> Selected excerpt:
=== Section Start ===
Not sure about damage to the vents, but I know that when I lived in an apartment building in New York, the Super came through all the apartments once a year to make sure they were all open because people (including me) kept them closed routinely with no ill effects obvious.

All I know is, when they came around to force them all open, I suddenly had a horrendous infestation of mice. :/
posted by Edubya at 4:45 PM on July 17, 2009

Best answer: Closing off some or most of the vents won't cause any harm to the ductwork. The blower in your central A/C doesn't develop much pressure.

What it will do is reduce the total airflow through the unit, which causes the evaporator and condenser to run colder. Combined, there will be several effects:
  • The blower motor and compressor will use less power when they are running
  • The refrigeration cycle will be less efficient
  • The air coming out the vent(s) which are still open will be colder
  • Once warmed up to room temperature, the air will be dryer (less relative humidity)
  • You might get more noise (from higher air flow through the remaining open vents, and blocked off vents can make their own noise)
=== Section End ===
> Complete the following:
A - Answer these questions from the discussion of closing air-conditioning vents:
(i) In which city was the apartment building where the first poster lived?
(ii) According to the best answer, how much pressure does the blower in a central A/C develop?
(iii) What does the best answer say will happen to the air coming out of the vents that are still open?
B - Carry on the discussion of closing air-conditioning vents, picking up after its last line.
The items after this text play no part in the work.

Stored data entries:
=== Section Start ===
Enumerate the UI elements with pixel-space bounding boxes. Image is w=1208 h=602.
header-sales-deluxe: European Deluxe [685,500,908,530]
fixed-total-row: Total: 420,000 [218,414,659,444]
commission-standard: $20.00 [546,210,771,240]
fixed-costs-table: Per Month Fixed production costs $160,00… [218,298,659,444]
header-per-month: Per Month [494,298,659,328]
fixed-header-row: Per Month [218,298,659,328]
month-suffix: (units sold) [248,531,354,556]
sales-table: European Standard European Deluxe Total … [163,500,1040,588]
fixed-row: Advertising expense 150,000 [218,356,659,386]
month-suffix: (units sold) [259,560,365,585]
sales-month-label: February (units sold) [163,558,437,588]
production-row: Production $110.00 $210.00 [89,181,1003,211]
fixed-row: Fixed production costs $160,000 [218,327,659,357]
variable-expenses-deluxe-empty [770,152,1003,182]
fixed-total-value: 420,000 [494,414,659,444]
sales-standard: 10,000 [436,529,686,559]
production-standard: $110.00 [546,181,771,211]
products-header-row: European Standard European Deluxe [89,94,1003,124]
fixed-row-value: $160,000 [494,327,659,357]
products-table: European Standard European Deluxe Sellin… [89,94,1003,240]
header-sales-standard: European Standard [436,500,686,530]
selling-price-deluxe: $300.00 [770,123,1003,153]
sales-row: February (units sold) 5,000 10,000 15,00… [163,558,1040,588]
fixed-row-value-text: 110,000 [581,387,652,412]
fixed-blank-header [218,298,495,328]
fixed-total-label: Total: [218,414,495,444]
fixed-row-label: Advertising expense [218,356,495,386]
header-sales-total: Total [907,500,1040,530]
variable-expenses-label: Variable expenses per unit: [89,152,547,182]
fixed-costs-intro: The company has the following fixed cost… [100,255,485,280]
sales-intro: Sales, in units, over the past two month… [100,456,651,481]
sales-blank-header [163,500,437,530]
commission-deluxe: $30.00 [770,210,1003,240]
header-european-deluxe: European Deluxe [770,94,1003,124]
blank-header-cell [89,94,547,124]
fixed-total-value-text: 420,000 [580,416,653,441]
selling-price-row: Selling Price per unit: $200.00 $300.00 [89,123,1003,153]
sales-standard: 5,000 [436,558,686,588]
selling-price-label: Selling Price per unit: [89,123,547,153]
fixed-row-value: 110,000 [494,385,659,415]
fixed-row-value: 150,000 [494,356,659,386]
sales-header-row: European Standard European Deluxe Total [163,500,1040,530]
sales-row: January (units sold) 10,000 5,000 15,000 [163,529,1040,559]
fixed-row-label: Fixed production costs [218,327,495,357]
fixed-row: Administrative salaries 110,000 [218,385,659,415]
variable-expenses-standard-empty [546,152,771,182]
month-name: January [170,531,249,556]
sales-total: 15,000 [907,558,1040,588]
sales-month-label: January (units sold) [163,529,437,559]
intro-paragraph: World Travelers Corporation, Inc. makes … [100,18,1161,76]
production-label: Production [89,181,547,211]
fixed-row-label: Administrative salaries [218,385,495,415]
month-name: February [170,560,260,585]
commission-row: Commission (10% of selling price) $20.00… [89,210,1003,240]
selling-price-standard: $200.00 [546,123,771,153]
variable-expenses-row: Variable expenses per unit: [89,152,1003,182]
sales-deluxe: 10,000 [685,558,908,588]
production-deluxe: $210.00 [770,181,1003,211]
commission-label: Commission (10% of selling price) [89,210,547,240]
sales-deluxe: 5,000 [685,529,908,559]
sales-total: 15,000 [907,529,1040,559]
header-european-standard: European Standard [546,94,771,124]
=== Section End ===
> Set of answers:
A -
(i) New York
(ii) Not much
(iii) It will be colder.

B -
  • If the evaporator coil gets cold enough, it might freeze up, and you'll have no airflow at all once it's completely iced over. If this happens enough, you can damage the coil from the ice forcing joints apart.
You'll save some energy from the blower and compressor motors being less loaded, and from more (and colder) air going into the room with the thermostat, so that the system doesn't run as long. Offsetting that, there will be a loss of efficiency, and a cool room surrounded by warm rooms will pick up some heat from them, so will require more cooling to maintain temperature.

I routinely close off half the vents in my house to balance the temperature in the summer. That doesn't seem to cause any problems, though it can get a bit breezy in some rooms from the higher airflow there. Going down to 1/4 of the vents open seems dicey to me. Also I notice if a large portion of the house has no airflow, the air gets kind of stale. I would probably try partially closing/blocking some of the vents instead of closing them off completely.
posted by FishBike at 4:47 PM on July 17, 2009 [1 favorite]

It's just on the edge of possible that by closing off 75% of your vents you could cause your evaporator coil to ice over. This isn't an irreversible problem, you would just need to turn the A/C off for a day to let the ice melt. And it would be pretty obvious as the both the cooling and air flow would stop or be severely reduced.

Also be aware of where your thermostat is located. If it isn't in the conditioned space then you risk icing if the temperature drops too low.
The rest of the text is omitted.